• _Your instructions_: Among the following entries, count the lines that contain "Vigile" and report only the result.

• _Dataset rows_:
----------

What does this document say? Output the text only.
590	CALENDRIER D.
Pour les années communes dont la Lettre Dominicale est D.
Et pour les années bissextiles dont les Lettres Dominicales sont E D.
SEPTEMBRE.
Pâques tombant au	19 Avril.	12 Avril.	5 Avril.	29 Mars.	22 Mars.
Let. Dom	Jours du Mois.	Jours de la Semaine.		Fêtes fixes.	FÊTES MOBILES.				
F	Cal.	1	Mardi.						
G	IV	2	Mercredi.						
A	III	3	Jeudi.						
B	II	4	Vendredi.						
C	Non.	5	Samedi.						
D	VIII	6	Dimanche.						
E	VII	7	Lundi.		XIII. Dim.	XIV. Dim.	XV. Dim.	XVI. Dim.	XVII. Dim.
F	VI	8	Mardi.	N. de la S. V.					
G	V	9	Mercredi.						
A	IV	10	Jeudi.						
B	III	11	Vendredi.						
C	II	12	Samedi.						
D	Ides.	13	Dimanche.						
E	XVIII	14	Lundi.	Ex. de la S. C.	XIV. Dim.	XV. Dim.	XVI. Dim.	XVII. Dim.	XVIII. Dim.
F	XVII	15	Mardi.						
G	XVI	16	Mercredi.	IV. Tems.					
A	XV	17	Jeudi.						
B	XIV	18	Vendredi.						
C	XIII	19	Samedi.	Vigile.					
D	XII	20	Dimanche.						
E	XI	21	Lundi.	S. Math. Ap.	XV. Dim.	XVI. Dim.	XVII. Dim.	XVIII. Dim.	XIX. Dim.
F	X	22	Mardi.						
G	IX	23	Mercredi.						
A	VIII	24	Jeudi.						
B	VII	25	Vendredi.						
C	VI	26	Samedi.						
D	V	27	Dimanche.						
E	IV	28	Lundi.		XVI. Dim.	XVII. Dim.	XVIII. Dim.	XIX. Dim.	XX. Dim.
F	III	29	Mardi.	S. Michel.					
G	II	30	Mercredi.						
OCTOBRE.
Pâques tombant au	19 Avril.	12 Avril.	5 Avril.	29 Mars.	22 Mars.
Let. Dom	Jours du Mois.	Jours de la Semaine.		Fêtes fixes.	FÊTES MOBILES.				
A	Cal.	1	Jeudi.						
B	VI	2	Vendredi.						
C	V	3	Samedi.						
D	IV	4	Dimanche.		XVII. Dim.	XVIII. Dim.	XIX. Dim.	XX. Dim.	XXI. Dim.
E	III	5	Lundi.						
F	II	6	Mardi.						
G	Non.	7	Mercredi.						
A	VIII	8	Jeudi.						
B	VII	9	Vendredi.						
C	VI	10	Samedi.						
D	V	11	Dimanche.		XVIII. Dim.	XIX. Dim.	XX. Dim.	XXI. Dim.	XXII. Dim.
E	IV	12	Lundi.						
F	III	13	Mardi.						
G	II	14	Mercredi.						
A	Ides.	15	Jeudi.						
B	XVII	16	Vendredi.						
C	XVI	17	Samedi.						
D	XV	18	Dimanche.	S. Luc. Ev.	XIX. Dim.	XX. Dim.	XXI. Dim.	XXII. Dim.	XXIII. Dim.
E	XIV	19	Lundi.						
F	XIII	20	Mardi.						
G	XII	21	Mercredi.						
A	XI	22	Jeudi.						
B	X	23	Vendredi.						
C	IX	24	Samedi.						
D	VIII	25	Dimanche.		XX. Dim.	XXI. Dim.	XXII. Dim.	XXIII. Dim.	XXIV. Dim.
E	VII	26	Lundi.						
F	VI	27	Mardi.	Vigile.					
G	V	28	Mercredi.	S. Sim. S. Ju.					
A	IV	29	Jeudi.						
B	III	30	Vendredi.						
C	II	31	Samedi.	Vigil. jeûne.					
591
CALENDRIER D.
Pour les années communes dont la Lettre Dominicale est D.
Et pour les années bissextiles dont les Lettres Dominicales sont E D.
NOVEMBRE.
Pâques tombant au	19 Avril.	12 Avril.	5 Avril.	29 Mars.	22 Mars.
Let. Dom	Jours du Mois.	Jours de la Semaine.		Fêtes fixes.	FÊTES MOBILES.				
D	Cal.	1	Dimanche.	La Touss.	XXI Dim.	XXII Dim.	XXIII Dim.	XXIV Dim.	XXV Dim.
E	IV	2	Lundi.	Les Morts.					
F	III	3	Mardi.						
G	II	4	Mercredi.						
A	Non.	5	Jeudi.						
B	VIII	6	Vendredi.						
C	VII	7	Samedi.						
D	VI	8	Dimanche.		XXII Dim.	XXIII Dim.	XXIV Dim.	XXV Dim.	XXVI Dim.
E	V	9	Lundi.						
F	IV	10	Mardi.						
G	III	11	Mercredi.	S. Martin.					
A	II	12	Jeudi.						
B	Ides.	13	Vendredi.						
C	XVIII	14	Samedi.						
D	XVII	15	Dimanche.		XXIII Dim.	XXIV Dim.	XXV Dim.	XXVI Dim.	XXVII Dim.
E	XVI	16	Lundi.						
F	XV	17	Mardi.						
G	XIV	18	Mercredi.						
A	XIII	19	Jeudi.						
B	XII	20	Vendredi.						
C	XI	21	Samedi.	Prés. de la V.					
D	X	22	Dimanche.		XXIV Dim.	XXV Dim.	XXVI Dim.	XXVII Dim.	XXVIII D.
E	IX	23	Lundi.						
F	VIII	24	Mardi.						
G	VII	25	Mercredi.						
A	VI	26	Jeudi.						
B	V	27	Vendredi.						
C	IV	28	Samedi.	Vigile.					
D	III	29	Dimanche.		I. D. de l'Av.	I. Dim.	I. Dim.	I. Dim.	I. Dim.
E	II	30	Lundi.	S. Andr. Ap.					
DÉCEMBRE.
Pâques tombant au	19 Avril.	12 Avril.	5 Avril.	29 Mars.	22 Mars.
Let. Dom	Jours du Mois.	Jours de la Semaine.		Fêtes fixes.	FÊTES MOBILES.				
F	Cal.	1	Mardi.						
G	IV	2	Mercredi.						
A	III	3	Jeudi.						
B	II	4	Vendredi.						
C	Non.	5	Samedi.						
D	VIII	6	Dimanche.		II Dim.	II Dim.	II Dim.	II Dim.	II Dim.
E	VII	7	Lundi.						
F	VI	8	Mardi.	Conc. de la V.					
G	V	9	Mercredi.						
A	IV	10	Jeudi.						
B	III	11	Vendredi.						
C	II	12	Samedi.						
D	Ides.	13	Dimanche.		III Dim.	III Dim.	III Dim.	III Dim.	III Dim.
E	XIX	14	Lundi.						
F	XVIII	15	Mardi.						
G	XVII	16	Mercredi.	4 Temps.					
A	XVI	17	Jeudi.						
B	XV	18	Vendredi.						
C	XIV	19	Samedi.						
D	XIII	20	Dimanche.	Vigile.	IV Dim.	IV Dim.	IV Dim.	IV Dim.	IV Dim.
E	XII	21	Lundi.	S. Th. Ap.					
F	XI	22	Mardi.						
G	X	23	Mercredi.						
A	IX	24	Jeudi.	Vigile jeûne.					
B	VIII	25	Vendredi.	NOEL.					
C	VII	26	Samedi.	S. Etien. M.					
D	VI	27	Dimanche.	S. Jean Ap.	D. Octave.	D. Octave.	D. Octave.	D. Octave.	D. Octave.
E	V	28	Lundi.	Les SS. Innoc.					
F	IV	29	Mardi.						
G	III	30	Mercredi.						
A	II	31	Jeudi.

----------

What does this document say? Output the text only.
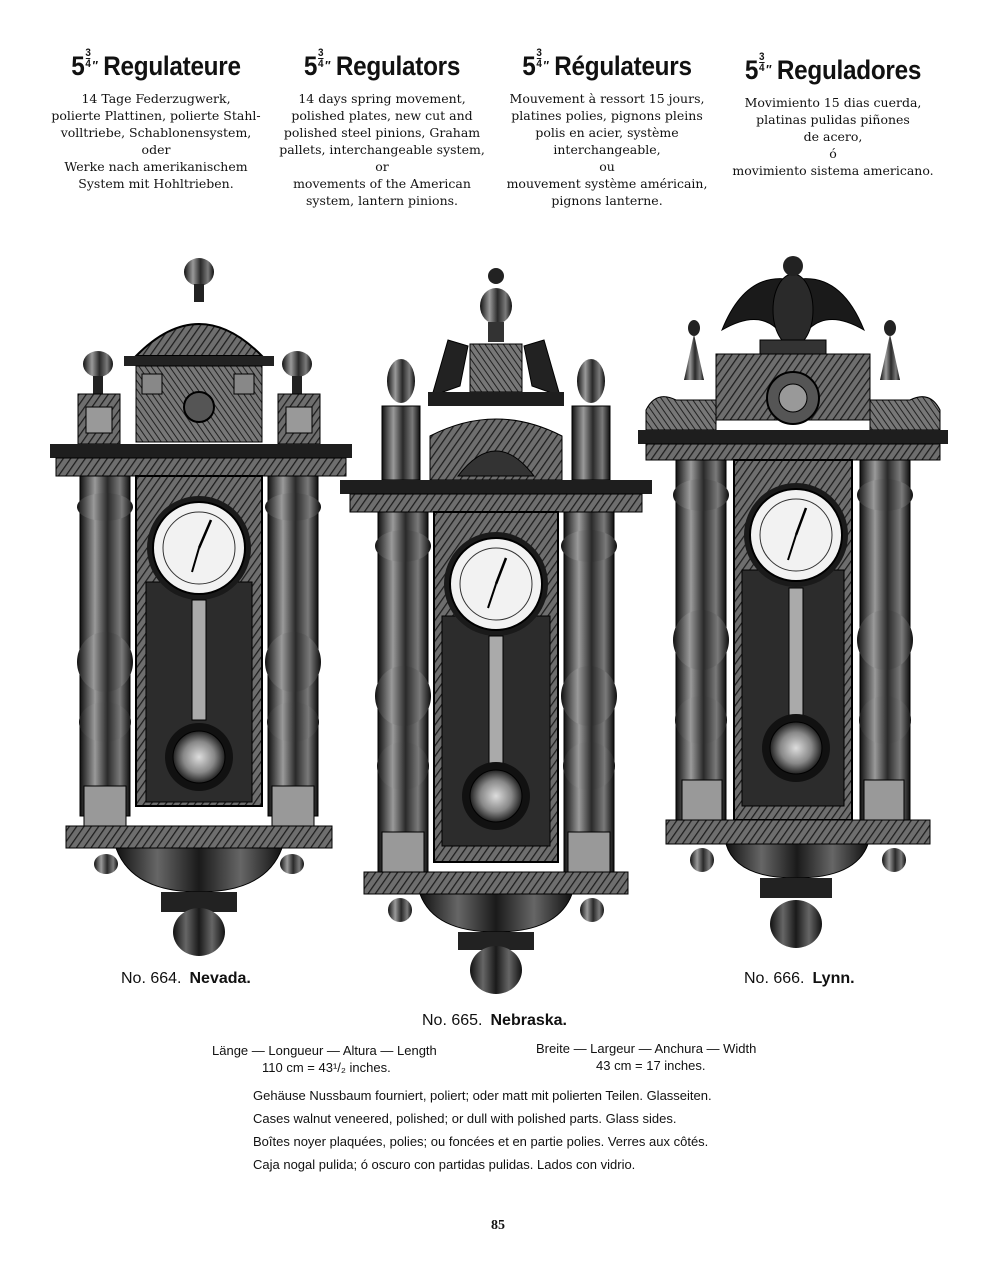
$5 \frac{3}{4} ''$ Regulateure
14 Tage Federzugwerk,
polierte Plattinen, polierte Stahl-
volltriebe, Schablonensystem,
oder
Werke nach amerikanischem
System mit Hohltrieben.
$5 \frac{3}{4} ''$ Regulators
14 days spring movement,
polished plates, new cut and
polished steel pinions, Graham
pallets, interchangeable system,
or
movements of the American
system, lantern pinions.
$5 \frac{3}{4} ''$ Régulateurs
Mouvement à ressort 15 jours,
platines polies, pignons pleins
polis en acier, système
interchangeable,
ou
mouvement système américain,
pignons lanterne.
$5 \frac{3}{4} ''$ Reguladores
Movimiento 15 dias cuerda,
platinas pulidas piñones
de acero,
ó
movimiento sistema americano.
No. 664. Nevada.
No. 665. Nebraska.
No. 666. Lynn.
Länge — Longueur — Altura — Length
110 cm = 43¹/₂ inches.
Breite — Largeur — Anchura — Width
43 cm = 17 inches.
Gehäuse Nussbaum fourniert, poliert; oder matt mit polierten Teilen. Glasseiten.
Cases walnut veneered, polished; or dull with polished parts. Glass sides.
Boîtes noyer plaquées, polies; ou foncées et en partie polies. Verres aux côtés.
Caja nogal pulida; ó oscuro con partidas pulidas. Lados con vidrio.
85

----------

• _Written answer_: 5